Records for the task:
>> START

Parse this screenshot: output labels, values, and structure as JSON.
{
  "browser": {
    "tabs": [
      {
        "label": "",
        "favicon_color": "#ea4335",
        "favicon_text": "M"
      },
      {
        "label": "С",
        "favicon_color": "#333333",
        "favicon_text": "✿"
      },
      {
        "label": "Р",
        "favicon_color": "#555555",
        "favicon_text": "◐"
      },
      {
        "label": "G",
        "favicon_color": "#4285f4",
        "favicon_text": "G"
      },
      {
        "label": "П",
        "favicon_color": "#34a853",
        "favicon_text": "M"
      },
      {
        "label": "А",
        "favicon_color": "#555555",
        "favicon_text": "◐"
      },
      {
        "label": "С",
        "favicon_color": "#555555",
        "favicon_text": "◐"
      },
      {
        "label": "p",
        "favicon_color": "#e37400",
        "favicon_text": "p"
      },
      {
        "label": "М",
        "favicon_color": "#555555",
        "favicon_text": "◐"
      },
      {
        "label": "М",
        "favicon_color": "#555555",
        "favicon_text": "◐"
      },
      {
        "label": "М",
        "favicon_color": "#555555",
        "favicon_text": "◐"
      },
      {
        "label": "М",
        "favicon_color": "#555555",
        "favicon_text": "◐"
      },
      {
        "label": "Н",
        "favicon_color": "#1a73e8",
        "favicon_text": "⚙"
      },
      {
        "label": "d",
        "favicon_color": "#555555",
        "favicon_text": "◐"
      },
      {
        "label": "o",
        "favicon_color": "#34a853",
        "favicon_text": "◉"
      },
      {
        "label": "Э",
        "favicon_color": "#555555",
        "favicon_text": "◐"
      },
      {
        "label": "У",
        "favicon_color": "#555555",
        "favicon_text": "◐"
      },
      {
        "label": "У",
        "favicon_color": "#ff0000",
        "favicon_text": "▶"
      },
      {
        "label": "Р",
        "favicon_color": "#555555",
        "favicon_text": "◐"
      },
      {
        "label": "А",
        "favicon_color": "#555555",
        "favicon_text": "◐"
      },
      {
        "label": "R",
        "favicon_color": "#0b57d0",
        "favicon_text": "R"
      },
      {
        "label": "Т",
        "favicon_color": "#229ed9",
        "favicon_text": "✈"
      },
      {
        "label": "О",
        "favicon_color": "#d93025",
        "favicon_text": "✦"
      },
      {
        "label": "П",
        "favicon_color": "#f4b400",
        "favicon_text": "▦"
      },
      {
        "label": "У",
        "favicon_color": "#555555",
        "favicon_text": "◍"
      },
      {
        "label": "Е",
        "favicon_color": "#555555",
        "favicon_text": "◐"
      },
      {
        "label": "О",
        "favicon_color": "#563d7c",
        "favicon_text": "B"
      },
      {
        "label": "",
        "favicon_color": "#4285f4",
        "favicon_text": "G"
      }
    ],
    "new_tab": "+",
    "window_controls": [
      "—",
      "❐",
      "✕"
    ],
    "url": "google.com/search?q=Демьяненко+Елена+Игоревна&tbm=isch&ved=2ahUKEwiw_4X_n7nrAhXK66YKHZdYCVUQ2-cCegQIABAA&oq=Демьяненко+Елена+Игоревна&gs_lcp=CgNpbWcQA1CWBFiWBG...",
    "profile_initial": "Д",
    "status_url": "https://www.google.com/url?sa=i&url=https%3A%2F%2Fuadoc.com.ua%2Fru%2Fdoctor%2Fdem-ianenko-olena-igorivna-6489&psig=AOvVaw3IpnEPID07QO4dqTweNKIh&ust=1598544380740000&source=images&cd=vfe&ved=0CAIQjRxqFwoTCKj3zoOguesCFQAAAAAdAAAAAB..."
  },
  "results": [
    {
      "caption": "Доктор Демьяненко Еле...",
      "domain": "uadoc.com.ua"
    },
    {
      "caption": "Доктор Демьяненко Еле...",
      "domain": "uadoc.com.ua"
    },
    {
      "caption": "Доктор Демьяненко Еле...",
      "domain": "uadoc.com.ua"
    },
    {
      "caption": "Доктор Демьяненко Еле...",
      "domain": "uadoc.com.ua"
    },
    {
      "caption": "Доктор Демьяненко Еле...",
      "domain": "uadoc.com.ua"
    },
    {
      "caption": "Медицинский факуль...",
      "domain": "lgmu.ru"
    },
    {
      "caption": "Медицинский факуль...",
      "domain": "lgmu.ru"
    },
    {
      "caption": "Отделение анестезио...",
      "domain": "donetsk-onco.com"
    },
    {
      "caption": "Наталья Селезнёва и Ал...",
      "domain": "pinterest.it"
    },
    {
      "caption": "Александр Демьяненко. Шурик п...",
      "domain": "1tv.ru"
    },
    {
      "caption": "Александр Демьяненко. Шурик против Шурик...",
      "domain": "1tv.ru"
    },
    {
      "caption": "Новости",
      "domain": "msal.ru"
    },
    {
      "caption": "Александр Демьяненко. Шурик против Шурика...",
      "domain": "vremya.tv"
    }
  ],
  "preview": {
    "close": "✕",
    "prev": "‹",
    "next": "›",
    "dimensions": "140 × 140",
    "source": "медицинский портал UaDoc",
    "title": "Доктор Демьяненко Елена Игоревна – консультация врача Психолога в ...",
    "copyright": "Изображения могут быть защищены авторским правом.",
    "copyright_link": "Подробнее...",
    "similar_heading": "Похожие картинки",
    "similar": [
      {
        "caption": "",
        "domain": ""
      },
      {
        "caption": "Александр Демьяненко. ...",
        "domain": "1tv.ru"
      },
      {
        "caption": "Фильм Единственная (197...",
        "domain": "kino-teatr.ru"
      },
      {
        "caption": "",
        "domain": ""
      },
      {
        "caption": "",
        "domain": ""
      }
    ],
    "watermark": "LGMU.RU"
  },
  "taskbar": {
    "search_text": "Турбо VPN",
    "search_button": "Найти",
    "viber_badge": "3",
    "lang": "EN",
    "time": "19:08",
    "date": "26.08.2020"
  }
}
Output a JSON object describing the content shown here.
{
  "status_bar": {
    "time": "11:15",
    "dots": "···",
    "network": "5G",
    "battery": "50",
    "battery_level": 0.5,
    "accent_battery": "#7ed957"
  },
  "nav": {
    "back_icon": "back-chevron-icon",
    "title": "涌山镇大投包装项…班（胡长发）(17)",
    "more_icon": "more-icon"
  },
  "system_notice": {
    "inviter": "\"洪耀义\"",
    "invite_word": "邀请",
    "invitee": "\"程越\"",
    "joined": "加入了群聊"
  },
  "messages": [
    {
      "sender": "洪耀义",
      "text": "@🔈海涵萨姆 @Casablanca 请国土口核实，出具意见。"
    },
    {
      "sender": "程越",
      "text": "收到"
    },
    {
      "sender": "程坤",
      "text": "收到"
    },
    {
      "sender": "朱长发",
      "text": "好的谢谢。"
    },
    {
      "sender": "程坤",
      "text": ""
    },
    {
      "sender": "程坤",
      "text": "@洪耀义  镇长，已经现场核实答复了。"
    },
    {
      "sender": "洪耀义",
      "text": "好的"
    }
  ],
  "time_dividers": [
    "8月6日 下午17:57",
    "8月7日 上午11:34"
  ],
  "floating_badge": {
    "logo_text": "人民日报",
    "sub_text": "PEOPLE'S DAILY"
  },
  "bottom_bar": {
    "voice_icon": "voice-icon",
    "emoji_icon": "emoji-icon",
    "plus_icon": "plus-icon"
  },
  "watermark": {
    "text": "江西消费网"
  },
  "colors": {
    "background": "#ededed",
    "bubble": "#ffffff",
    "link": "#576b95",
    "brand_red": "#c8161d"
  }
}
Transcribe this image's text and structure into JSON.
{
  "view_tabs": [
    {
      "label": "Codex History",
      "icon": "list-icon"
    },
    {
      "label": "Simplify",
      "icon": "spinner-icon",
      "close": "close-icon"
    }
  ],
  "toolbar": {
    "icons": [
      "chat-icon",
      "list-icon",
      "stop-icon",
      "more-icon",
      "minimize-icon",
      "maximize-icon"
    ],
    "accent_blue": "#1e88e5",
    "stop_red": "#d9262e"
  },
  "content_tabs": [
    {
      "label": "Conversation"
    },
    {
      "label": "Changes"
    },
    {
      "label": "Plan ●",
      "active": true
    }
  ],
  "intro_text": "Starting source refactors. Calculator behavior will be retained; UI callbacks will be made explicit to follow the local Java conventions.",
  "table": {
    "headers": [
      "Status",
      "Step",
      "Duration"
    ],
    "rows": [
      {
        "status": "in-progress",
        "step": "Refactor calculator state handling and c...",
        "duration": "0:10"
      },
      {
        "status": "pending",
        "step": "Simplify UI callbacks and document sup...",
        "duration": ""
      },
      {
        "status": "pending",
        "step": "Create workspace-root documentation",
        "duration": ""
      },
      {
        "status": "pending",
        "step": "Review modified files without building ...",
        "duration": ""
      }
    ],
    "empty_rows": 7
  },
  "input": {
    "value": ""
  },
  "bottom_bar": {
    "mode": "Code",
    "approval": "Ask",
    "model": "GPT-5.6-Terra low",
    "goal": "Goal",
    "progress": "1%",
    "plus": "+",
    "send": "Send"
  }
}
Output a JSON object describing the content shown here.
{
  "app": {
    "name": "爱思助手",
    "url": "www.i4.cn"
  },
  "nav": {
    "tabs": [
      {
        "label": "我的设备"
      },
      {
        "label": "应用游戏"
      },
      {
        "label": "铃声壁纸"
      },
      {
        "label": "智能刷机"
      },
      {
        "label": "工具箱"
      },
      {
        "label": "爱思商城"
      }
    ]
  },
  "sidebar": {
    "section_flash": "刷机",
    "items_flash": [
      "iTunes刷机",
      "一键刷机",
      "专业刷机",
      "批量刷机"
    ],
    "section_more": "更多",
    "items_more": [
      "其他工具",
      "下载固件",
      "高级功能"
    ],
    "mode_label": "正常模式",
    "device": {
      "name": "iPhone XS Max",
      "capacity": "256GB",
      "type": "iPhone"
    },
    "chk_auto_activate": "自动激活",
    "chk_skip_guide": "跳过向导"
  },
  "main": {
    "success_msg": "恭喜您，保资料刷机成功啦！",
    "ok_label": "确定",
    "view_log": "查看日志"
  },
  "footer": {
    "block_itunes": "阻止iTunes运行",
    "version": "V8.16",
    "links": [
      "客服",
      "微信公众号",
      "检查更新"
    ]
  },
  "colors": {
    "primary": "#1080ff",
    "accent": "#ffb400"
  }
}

>> END

Exercise requirements: Return every line above in which the string "Елена" occurs.

Output for this exercise:
    "url": "google.com/search?q=Демьяненко+Елена+Игоревна&tbm=isch&ved=2ahUKEwiw_4X_n7nrAhXK66YKHZdYCVUQ2-cCegQIABAA&oq=Демьяненко+Елена+Игоревна&gs_lcp=CgNpbWcQA1CWBFiWBG...",
    "title": "Доктор Демьяненко Елена Игоревна – консультация врача Психолога в ...",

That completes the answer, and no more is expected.